▸ **Saved entries**
— begin —

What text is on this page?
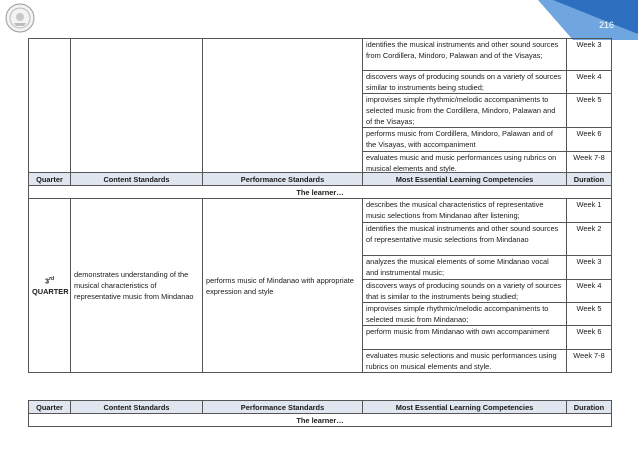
216
			identifies the musical instruments and other sound sources from Cordillera, Mindoro, Palawan and of the Visayas;	Week 3
			discovers ways of producing sounds on a variety of sources similar to instruments being studied;	Week 4
			improvises simple rhythmic/melodic accompaniments to selected music from the Cordillera, Mindoro, Palawan and of the Visayas;	Week 5
			performs music from Cordillera, Mindoro, Palawan and of the Visayas, with accompaniment	Week 6
			evaluates music and music performances using rubrics on musical elements and style.	Week 7-8
Quarter	Content Standards	Performance Standards	Most Essential Learning Competencies	Duration
The learner…				
3rd
QUARTER	demonstrates understanding of the musical characteristics of representative music from Mindanao	performs music of Mindanao with appropriate expression and style	describes the musical characteristics of representative music selections from Mindanao after listening;	Week 1
			identifies the musical instruments and other sound sources of representative music selections from Mindanao	Week 2
			analyzes the musical elements of some Mindanao vocal and instrumental music;	Week 3
			discovers ways of producing sounds on a variety of sources that is similar to the instruments being studied;	Week 4
			improvises simple rhythmic/melodic accompaniments to selected music from Mindanao;	Week 5
			perform music from Mindanao with own accompaniment	Week 6
			evaluates music selections and music performances using rubrics on musical elements and style.	Week 7-8
Quarter	Content Standards	Performance Standards	Most Essential Learning Competencies	Duration
The learner…
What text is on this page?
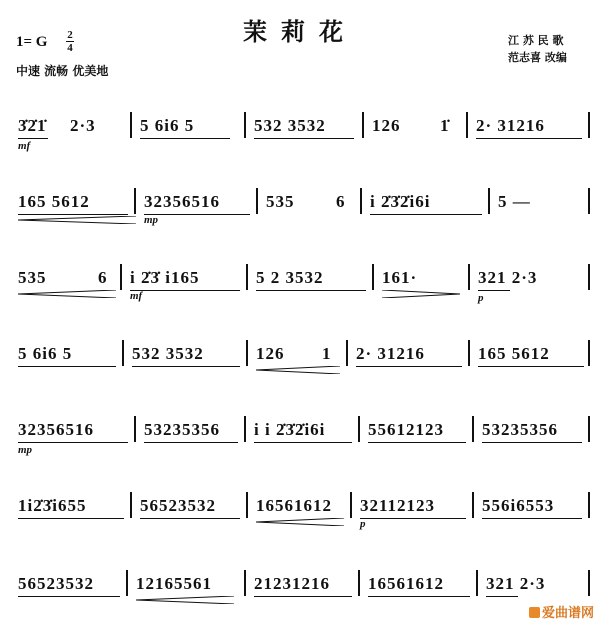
茉莉花
1= G 2
4
中速 流畅 优美地
江 苏 民 歌
范志喜 改编
3̇2̇1̇ 2·3	5 6i6 5	532 3532	126 1̇ 2· 31216
mf
165 5612	32356516	535 6 i 2̇3̇2̇i6i	5 —
mp
535	6 i 2̇3̇ i165	5 2 3532	161·	321 2·3
mf	p
5 6i6 5	532 3532	126 1 2· 31216	165 5612
32356516	53235356 i i 2̇3̇2̇i6i	55612123 53235356
mp
1i2̇3̇i655	56523532 16561612 32112123	556i6553
p
56523532 12165561 21231216 16561612 321 2·3
爱曲谱网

— end —

Give the material again exactly as it is, but keep the pictures out.

▸ **Answer**
What text is on this page?
216
			identifies the musical instruments and other sound sources from Cordillera, Mindoro, Palawan and of the Visayas;	Week 3
			discovers ways of producing sounds on a variety of sources similar to instruments being studied;	Week 4
			improvises simple rhythmic/melodic accompaniments to selected music from the Cordillera, Mindoro, Palawan and of the Visayas;	Week 5
			performs music from Cordillera, Mindoro, Palawan and of the Visayas, with accompaniment	Week 6
			evaluates music and music performances using rubrics on musical elements and style.	Week 7-8
Quarter	Content Standards	Performance Standards	Most Essential Learning Competencies	Duration
The learner…				
3rd
QUARTER	demonstrates understanding of the musical characteristics of representative music from Mindanao	performs music of Mindanao with appropriate expression and style	describes the musical characteristics of representative music selections from Mindanao after listening;	Week 1
			identifies the musical instruments and other sound sources of representative music selections from Mindanao	Week 2
			analyzes the musical elements of some Mindanao vocal and instrumental music;	Week 3
			discovers ways of producing sounds on a variety of sources that is similar to the instruments being studied;	Week 4
			improvises simple rhythmic/melodic accompaniments to selected music from Mindanao;	Week 5
			perform music from Mindanao with own accompaniment	Week 6
			evaluates music selections and music performances using rubrics on musical elements and style.	Week 7-8
Quarter	Content Standards	Performance Standards	Most Essential Learning Competencies	Duration
The learner…
What text is on this page?
茉莉花
1= G 2
4
中速 流畅 优美地
江 苏 民 歌
范志喜 改编
3̇2̇1̇ 2·3	5 6i6 5	532 3532	126 1̇ 2· 31216
mf
165 5612	32356516	535 6 i 2̇3̇2̇i6i	5 —
mp
535	6 i 2̇3̇ i165	5 2 3532	161·	321 2·3
mf	p
5 6i6 5	532 3532	126 1 2· 31216	165 5612
32356516	53235356 i i 2̇3̇2̇i6i	55612123 53235356
mp
1i2̇3̇i655	56523532 16561612 32112123	556i6553
p
56523532 12165561 21231216 16561612 321 2·3
爱曲谱网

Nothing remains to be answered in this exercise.